Records supplied:

>>>>>

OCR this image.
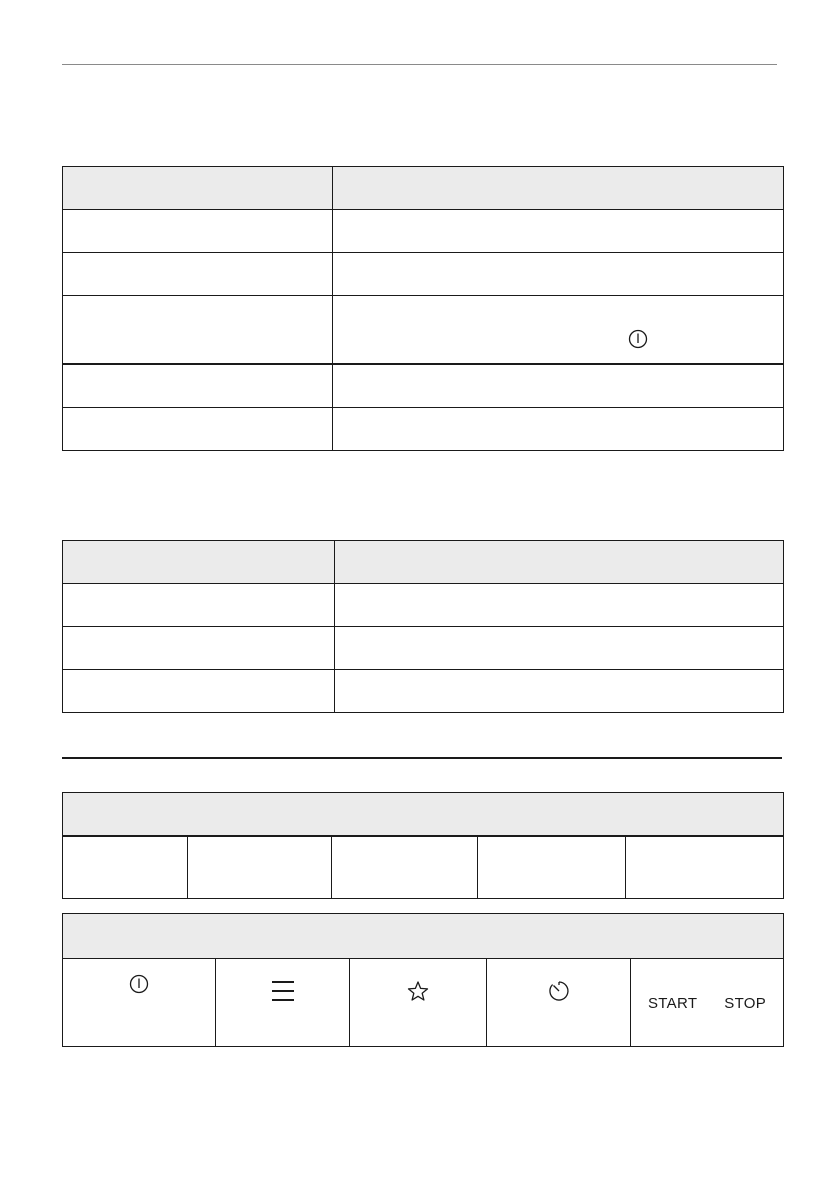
START STOP
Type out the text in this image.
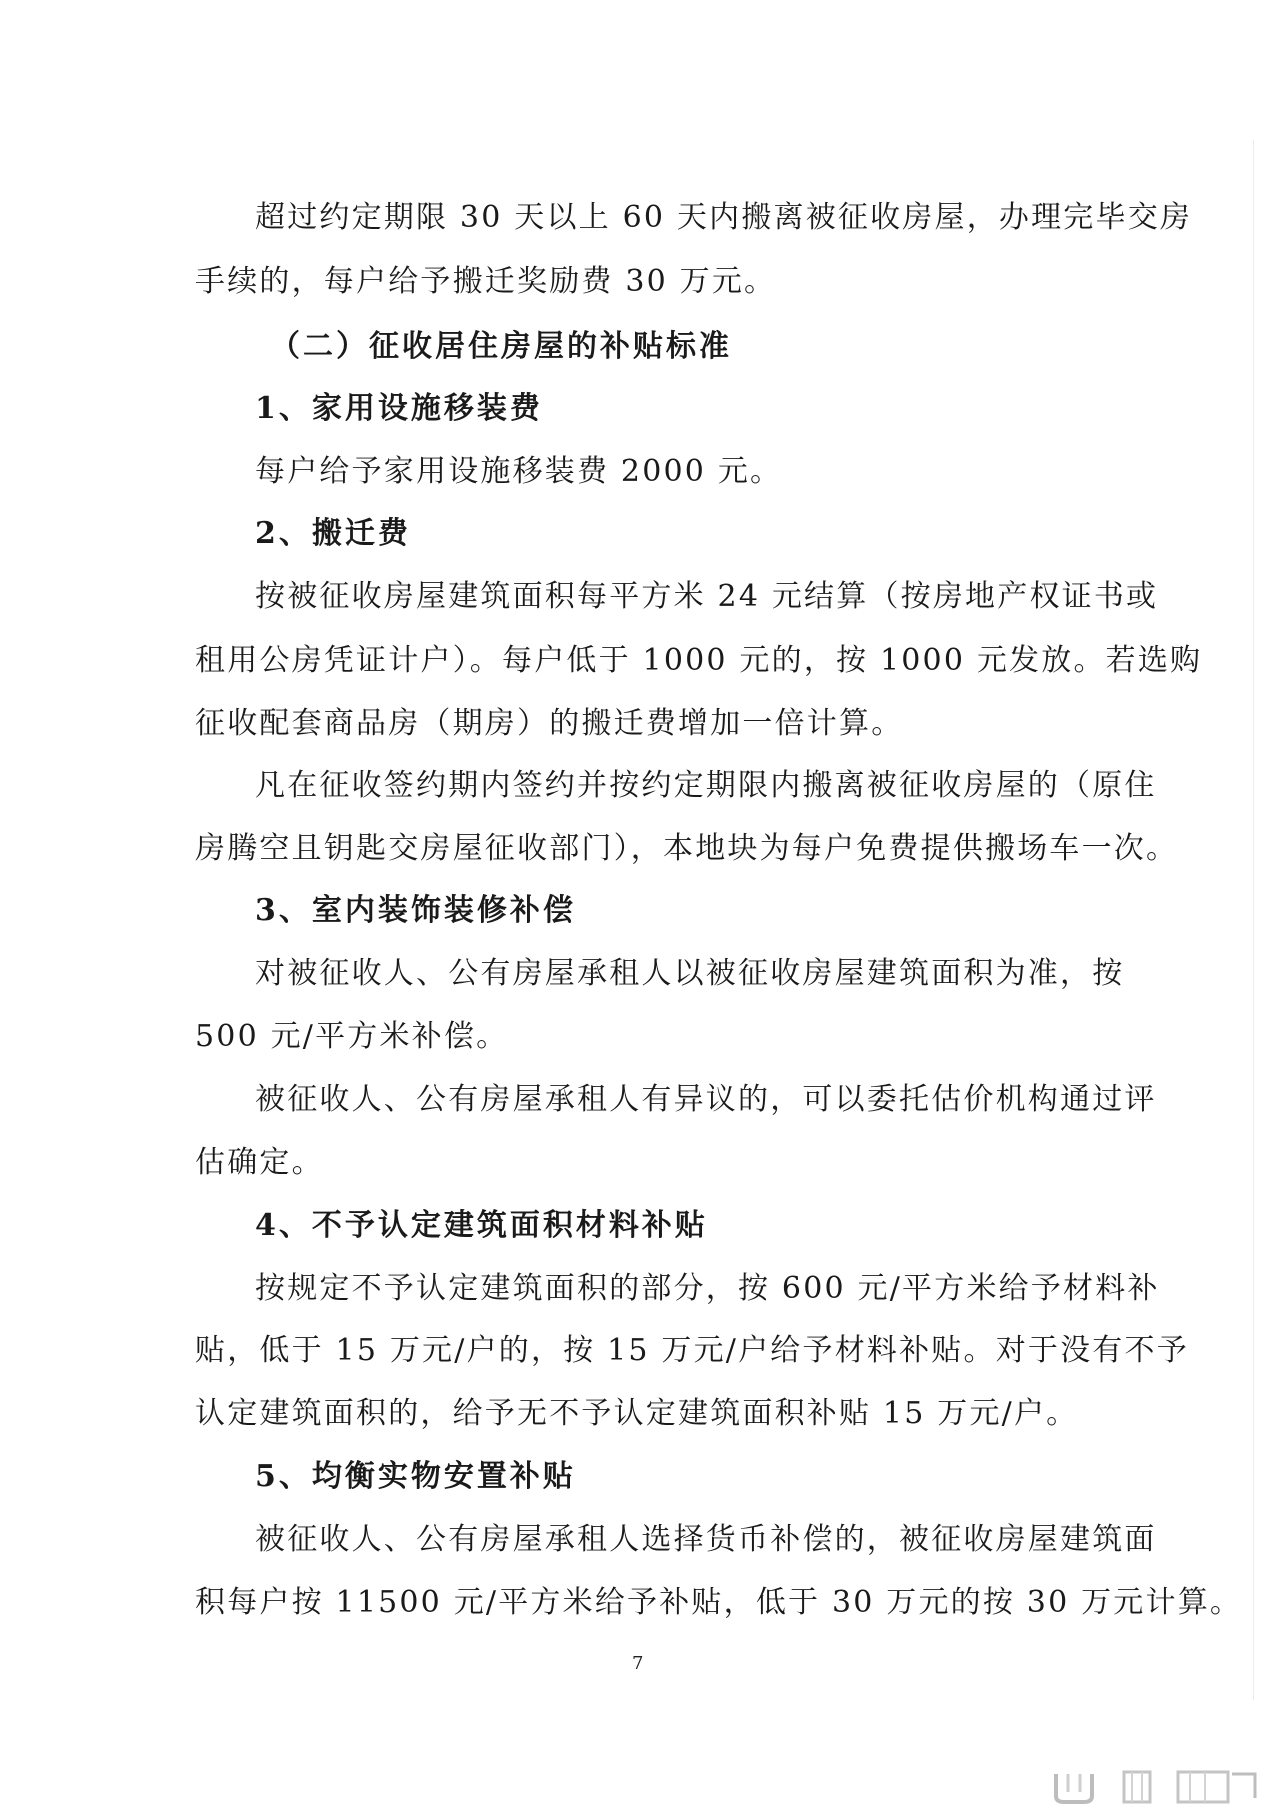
超过约定期限 30 天以上 60 天内搬离被征收房屋，办理完毕交房
手续的，每户给予搬迁奖励费 30 万元。
（二）征收居住房屋的补贴标准
1、家用设施移装费
每户给予家用设施移装费 2000 元。
2、搬迁费
按被征收房屋建筑面积每平方米 24 元结算（按房地产权证书或
租用公房凭证计户）。每户低于 1000 元的，按 1000 元发放。若选购
征收配套商品房（期房）的搬迁费增加一倍计算。
凡在征收签约期内签约并按约定期限内搬离被征收房屋的（原住
房腾空且钥匙交房屋征收部门），本地块为每户免费提供搬场车一次。
3、室内装饰装修补偿
对被征收人、公有房屋承租人以被征收房屋建筑面积为准，按
500 元/平方米补偿。
被征收人、公有房屋承租人有异议的，可以委托估价机构通过评
估确定。
4、不予认定建筑面积材料补贴
按规定不予认定建筑面积的部分，按 600 元/平方米给予材料补
贴，低于 15 万元/户的，按 15 万元/户给予材料补贴。对于没有不予
认定建筑面积的，给予无不予认定建筑面积补贴 15 万元/户。
5、均衡实物安置补贴
被征收人、公有房屋承租人选择货币补偿的，被征收房屋建筑面
积每户按 11500 元/平方米给予补贴，低于 30 万元的按 30 万元计算。
7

<<<<<

Aim: Above are some records. Count the lines among them with the word "image", and answer with the number only.

Final result: 2